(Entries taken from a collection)
##############################

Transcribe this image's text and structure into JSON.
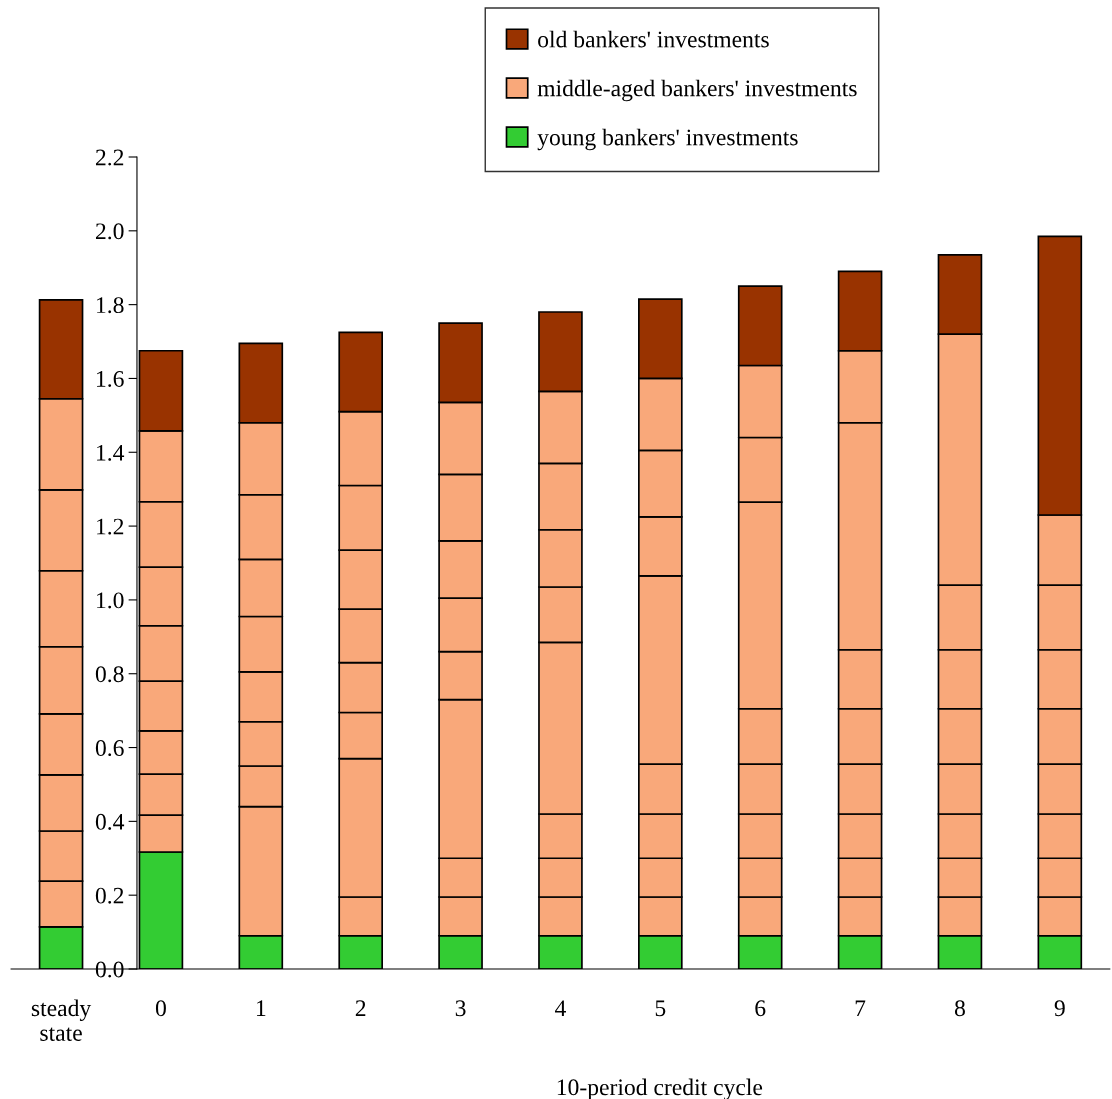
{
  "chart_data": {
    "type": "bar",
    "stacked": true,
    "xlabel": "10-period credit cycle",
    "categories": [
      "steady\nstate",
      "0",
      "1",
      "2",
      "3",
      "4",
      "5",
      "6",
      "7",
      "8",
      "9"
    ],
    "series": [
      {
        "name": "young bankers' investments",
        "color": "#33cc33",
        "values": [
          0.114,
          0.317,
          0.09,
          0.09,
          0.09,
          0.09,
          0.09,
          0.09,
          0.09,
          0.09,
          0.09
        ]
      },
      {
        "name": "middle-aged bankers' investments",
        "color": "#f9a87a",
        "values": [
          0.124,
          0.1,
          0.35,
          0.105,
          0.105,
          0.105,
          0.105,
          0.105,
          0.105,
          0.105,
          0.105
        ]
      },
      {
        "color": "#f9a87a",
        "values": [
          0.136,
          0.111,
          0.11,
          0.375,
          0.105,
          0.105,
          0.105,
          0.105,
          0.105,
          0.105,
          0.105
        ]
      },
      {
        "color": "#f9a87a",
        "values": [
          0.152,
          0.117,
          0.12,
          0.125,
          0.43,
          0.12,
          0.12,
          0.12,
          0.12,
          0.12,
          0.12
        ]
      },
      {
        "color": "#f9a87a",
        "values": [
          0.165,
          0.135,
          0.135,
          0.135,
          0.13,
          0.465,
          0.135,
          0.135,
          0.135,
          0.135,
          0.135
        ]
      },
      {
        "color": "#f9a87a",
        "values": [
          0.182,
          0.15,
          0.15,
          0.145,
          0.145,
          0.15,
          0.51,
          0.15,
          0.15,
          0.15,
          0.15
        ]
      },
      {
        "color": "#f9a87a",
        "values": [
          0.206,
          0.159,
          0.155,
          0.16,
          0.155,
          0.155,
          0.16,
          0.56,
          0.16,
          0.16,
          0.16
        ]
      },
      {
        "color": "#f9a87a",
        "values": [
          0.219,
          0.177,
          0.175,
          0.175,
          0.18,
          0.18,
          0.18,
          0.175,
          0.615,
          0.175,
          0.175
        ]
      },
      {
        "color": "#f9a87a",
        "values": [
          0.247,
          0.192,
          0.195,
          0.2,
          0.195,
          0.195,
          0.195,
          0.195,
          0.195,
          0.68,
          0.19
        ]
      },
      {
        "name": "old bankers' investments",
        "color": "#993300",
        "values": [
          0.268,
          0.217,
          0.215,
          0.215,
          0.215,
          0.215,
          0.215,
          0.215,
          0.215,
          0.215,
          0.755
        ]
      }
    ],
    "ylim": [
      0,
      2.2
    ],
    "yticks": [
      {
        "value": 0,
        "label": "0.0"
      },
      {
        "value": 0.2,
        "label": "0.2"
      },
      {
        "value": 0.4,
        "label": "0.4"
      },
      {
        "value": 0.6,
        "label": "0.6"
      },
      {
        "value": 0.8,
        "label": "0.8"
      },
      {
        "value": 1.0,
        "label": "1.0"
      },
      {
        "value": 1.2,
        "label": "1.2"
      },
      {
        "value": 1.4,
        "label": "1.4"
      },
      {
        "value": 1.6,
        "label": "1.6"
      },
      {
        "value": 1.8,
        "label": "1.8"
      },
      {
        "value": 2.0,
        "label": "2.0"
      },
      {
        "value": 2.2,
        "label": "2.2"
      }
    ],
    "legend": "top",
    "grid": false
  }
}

##############################

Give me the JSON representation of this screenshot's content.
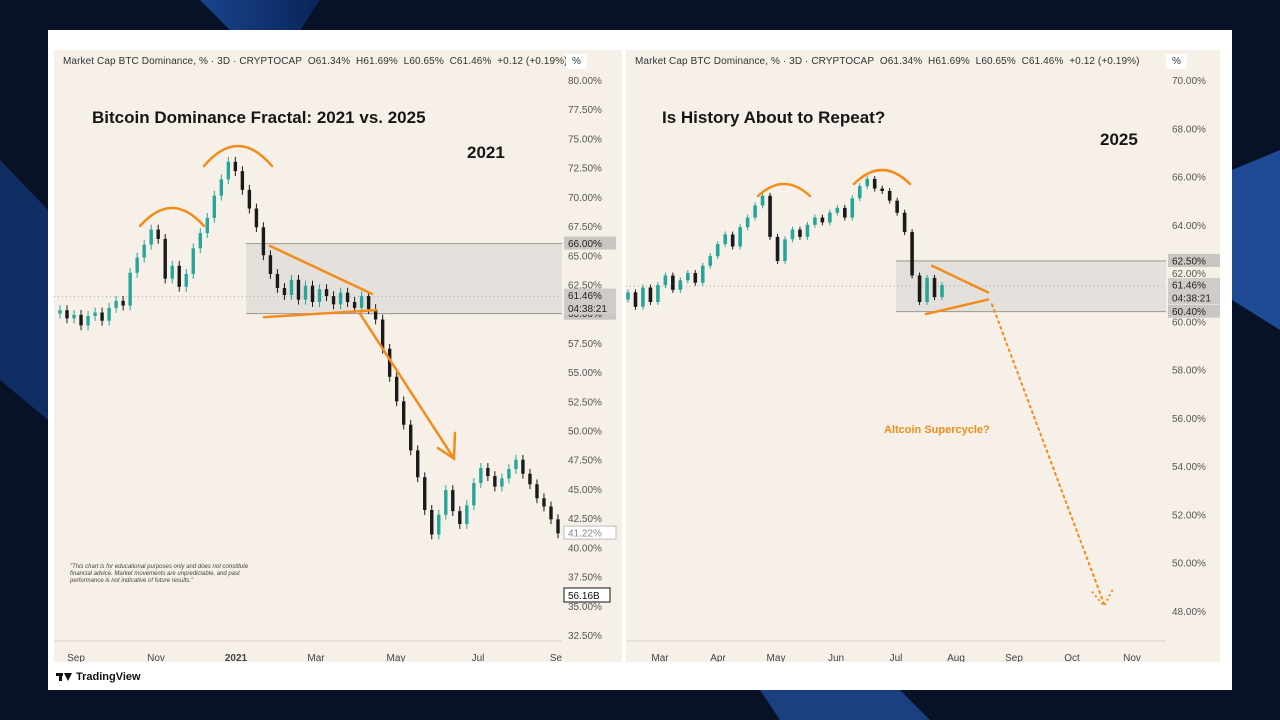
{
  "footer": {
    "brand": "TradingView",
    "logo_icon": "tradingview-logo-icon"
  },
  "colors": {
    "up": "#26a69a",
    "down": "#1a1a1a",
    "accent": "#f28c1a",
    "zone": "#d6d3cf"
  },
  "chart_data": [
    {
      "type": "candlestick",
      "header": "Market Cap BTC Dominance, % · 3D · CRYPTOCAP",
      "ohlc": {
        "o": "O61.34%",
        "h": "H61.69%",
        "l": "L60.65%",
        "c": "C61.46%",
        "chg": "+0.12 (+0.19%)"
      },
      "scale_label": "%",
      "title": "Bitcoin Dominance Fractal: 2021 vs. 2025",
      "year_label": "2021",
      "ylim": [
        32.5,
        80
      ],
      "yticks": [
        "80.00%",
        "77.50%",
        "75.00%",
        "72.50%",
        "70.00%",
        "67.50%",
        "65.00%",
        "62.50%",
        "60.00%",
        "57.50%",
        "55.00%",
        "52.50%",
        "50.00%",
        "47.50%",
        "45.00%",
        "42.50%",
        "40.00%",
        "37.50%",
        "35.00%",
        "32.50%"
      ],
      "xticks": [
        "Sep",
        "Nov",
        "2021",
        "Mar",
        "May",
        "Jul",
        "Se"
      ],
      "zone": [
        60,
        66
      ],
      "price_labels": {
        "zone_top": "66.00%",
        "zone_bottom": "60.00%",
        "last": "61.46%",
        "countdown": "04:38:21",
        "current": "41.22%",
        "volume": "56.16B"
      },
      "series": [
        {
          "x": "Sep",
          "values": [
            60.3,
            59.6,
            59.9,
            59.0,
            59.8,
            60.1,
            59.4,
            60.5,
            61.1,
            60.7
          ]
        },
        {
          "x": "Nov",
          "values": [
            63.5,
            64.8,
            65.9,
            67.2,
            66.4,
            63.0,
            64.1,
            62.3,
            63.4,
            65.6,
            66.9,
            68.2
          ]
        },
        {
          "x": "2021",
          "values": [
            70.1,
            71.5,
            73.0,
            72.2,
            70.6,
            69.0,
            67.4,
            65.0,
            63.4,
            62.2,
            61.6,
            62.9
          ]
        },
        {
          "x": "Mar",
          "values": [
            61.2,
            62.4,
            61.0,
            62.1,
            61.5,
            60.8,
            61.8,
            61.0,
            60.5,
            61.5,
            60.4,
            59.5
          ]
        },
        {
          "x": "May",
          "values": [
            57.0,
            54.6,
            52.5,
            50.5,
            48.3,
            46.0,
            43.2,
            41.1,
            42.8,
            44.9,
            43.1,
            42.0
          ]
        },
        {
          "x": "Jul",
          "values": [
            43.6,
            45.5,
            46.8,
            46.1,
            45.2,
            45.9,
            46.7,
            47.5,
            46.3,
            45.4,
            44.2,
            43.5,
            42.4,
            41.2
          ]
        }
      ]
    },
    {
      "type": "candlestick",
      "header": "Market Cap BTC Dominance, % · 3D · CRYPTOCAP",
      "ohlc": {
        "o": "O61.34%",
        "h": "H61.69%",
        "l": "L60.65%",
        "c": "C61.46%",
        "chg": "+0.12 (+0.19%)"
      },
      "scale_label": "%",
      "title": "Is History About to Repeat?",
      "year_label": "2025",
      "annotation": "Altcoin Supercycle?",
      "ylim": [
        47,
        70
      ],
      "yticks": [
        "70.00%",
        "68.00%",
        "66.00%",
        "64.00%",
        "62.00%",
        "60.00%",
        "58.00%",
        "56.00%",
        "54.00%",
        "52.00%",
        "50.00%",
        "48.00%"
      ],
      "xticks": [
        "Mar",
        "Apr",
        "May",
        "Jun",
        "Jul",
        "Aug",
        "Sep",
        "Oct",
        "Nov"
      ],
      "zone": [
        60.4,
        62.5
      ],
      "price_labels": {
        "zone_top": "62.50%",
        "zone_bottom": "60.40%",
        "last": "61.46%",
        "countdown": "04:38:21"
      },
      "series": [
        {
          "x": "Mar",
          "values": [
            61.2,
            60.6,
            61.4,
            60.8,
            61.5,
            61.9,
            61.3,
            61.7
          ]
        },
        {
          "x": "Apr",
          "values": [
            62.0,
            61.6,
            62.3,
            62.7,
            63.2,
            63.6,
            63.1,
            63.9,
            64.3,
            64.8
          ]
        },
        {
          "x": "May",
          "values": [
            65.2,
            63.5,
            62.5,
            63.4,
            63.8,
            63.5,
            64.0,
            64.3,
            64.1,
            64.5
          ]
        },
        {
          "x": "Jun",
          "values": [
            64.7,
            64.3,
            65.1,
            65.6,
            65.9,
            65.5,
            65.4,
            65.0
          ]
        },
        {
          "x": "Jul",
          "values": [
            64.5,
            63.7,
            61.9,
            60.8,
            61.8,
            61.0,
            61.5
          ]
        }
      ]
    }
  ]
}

##############################

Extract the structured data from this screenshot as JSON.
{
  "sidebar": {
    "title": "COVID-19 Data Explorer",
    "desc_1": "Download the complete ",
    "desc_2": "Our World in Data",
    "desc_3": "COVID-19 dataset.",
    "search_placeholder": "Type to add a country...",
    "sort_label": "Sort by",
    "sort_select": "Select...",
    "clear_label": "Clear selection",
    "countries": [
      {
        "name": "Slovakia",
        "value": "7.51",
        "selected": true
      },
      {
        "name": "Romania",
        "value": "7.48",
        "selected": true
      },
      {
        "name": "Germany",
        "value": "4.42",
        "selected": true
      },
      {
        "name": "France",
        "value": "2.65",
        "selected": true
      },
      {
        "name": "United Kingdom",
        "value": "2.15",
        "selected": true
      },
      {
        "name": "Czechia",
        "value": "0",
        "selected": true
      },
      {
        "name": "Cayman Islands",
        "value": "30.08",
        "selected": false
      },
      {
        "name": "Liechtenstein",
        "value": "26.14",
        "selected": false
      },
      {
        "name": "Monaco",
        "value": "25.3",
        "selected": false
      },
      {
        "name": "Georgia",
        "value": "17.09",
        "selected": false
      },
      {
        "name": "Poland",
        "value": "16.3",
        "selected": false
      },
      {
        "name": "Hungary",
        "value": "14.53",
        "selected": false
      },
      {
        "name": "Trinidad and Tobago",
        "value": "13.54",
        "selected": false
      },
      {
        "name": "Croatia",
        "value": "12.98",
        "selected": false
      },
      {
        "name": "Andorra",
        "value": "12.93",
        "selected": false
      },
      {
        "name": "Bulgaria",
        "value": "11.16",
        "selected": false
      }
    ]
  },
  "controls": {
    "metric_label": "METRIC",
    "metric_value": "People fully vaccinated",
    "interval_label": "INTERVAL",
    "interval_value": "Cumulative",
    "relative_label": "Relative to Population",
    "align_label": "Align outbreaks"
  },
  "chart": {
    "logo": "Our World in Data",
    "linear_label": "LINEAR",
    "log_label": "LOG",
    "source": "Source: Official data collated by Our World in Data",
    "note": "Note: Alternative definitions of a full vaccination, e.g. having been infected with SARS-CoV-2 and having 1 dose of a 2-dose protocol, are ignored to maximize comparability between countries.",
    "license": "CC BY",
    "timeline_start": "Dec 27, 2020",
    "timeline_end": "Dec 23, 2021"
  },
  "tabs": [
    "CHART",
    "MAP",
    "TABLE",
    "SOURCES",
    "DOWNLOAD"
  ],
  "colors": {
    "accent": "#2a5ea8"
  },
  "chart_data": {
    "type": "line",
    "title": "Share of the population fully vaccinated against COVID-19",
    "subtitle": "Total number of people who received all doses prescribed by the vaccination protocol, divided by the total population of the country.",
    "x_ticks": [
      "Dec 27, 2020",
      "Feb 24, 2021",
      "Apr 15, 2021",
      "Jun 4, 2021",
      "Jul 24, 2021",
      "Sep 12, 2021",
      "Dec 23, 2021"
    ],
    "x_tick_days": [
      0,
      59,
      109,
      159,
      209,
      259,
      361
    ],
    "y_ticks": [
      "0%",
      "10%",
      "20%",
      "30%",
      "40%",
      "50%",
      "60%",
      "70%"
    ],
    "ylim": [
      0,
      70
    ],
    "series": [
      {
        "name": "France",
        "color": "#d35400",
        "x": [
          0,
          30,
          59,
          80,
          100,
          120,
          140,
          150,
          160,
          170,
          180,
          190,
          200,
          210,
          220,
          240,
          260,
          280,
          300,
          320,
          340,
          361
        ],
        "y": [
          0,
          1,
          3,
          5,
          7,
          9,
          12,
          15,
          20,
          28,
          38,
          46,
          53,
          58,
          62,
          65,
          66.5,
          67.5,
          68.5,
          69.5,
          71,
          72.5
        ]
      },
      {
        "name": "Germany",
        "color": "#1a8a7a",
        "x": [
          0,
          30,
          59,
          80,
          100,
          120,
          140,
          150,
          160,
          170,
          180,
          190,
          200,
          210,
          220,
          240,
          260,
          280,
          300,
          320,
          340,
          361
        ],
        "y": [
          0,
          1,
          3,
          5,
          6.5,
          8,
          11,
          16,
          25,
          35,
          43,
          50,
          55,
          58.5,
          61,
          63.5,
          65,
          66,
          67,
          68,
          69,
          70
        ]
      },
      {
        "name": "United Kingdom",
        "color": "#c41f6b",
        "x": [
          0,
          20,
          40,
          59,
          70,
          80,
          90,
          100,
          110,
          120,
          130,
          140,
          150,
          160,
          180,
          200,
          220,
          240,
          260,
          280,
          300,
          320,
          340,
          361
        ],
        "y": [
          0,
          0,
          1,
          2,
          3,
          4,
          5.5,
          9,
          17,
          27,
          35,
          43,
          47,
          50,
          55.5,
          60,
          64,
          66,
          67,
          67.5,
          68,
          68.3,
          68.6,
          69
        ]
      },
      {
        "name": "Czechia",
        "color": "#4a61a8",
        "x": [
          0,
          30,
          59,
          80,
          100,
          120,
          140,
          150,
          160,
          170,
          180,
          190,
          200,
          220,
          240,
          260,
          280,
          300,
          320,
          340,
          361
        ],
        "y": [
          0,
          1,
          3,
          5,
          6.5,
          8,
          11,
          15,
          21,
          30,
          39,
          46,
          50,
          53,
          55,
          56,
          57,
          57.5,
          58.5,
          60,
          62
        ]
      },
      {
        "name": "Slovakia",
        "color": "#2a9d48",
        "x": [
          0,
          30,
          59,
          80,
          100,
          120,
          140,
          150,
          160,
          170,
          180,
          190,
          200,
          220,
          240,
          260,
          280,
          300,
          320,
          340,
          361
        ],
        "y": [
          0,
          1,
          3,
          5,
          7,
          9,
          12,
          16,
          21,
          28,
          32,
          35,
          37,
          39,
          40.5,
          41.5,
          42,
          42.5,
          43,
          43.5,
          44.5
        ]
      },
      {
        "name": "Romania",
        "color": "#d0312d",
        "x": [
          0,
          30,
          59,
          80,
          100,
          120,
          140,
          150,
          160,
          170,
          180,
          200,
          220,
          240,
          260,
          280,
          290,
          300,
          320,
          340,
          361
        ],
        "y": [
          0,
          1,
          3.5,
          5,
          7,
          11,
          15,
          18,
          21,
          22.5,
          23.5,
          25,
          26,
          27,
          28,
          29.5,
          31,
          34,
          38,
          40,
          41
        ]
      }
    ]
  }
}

##############################

**Set problem**
Each line in the listing above that contains "JSON" should be copied.

**Solution to this problem**
Transcribe this image's text and structure into JSON.
Give me the JSON representation of this screenshot's content.
Extract the structured data from this screenshot as JSON.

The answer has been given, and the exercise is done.